**Task prompt:** Make an exact copy of the listing below.

##### Provided records #####

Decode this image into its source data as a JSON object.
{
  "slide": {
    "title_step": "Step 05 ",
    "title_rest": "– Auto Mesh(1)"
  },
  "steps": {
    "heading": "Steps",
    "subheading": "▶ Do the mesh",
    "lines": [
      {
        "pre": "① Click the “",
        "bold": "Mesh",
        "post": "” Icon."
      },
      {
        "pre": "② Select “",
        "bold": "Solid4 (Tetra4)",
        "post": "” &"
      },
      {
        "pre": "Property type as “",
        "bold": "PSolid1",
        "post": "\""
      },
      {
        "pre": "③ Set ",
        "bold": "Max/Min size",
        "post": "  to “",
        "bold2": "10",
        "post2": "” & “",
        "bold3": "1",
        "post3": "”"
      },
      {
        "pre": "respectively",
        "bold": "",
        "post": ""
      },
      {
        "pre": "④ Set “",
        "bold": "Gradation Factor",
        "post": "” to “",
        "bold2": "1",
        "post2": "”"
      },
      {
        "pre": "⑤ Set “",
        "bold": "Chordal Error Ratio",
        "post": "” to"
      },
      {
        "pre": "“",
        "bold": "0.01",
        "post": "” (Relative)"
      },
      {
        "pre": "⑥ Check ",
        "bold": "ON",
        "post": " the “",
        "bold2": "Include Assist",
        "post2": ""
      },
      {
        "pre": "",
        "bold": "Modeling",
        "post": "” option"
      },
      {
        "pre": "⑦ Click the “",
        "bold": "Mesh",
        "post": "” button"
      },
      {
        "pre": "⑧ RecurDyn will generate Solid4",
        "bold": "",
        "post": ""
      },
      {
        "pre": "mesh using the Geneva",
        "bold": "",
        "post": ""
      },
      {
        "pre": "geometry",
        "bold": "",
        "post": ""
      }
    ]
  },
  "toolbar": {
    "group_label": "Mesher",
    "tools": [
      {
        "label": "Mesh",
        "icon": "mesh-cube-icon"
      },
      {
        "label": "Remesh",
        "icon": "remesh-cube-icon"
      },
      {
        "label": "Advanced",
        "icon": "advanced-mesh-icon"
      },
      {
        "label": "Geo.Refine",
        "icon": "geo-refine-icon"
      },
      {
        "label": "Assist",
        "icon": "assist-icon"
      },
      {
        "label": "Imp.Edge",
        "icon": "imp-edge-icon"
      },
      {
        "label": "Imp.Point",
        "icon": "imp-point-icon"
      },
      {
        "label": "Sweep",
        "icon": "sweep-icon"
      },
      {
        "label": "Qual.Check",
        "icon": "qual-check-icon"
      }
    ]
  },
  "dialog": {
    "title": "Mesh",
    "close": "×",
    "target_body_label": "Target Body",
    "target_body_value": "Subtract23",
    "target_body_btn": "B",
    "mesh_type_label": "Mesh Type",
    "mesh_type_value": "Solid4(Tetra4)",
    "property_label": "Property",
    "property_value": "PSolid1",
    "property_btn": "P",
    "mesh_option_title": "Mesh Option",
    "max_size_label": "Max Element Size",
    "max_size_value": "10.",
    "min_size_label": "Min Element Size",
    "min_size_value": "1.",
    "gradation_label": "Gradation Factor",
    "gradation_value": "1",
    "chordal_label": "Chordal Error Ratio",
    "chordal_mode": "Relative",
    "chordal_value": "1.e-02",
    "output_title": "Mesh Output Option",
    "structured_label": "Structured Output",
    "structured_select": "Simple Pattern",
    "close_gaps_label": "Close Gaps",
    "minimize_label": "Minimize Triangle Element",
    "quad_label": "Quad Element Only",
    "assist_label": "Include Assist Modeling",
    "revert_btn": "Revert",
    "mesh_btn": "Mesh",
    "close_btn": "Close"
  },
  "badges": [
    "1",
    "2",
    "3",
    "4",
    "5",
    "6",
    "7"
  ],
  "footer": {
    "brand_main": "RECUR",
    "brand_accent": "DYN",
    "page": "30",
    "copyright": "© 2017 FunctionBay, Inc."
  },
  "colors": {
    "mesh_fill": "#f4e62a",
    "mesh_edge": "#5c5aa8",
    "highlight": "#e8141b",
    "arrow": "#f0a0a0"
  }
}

#####

**Correct output:**
Decode this image into its source data as a JSON object.
{
  "slide": {
    "title_step": "Step 05 ",
    "title_rest": "– Auto Mesh(1)"
  },
  "steps": {
    "heading": "Steps",
    "subheading": "▶ Do the mesh",
    "lines": [
      {
        "pre": "① Click the “",
        "bold": "Mesh",
        "post": "” Icon."
      },
      {
        "pre": "② Select “",
        "bold": "Solid4 (Tetra4)",
        "post": "” &"
      },
      {
        "pre": "Property type as “",
        "bold": "PSolid1",
        "post": "\""
      },
      {
        "pre": "③ Set ",
        "bold": "Max/Min size",
        "post": "  to “",
        "bold2": "10",
        "post2": "” & “",
        "bold3": "1",
        "post3": "”"
      },
      {
        "pre": "respectively",
        "bold": "",
        "post": ""
      },
      {
        "pre": "④ Set “",
        "bold": "Gradation Factor",
        "post": "” to “",
        "bold2": "1",
        "post2": "”"
      },
      {
        "pre": "⑤ Set “",
        "bold": "Chordal Error Ratio",
        "post": "” to"
      },
      {
        "pre": "“",
        "bold": "0.01",
        "post": "” (Relative)"
      },
      {
        "pre": "⑥ Check ",
        "bold": "ON",
        "post": " the “",
        "bold2": "Include Assist",
        "post2": ""
      },
      {
        "pre": "",
        "bold": "Modeling",
        "post": "” option"
      },
      {
        "pre": "⑦ Click the “",
        "bold": "Mesh",
        "post": "” button"
      },
      {
        "pre": "⑧ RecurDyn will generate Solid4",
        "bold": "",
        "post": ""
      },
      {
        "pre": "mesh using the Geneva",
        "bold": "",
        "post": ""
      },
      {
        "pre": "geometry",
        "bold": "",
        "post": ""
      }
    ]
  },
  "toolbar": {
    "group_label": "Mesher",
    "tools": [
      {
        "label": "Mesh",
        "icon": "mesh-cube-icon"
      },
      {
        "label": "Remesh",
        "icon": "remesh-cube-icon"
      },
      {
        "label": "Advanced",
        "icon": "advanced-mesh-icon"
      },
      {
        "label": "Geo.Refine",
        "icon": "geo-refine-icon"
      },
      {
        "label": "Assist",
        "icon": "assist-icon"
      },
      {
        "label": "Imp.Edge",
        "icon": "imp-edge-icon"
      },
      {
        "label": "Imp.Point",
        "icon": "imp-point-icon"
      },
      {
        "label": "Sweep",
        "icon": "sweep-icon"
      },
      {
        "label": "Qual.Check",
        "icon": "qual-check-icon"
      }
    ]
  },
  "dialog": {
    "title": "Mesh",
    "close": "×",
    "target_body_label": "Target Body",
    "target_body_value": "Subtract23",
    "target_body_btn": "B",
    "mesh_type_label": "Mesh Type",
    "mesh_type_value": "Solid4(Tetra4)",
    "property_label": "Property",
    "property_value": "PSolid1",
    "property_btn": "P",
    "mesh_option_title": "Mesh Option",
    "max_size_label": "Max Element Size",
    "max_size_value": "10.",
    "min_size_label": "Min Element Size",
    "min_size_value": "1.",
    "gradation_label": "Gradation Factor",
    "gradation_value": "1",
    "chordal_label": "Chordal Error Ratio",
    "chordal_mode": "Relative",
    "chordal_value": "1.e-02",
    "output_title": "Mesh Output Option",
    "structured_label": "Structured Output",
    "structured_select": "Simple Pattern",
    "close_gaps_label": "Close Gaps",
    "minimize_label": "Minimize Triangle Element",
    "quad_label": "Quad Element Only",
    "assist_label": "Include Assist Modeling",
    "revert_btn": "Revert",
    "mesh_btn": "Mesh",
    "close_btn": "Close"
  },
  "badges": [
    "1",
    "2",
    "3",
    "4",
    "5",
    "6",
    "7"
  ],
  "footer": {
    "brand_main": "RECUR",
    "brand_accent": "DYN",
    "page": "30",
    "copyright": "© 2017 FunctionBay, Inc."
  },
  "colors": {
    "mesh_fill": "#f4e62a",
    "mesh_edge": "#5c5aa8",
    "highlight": "#e8141b",
    "arrow": "#f0a0a0"
  }
}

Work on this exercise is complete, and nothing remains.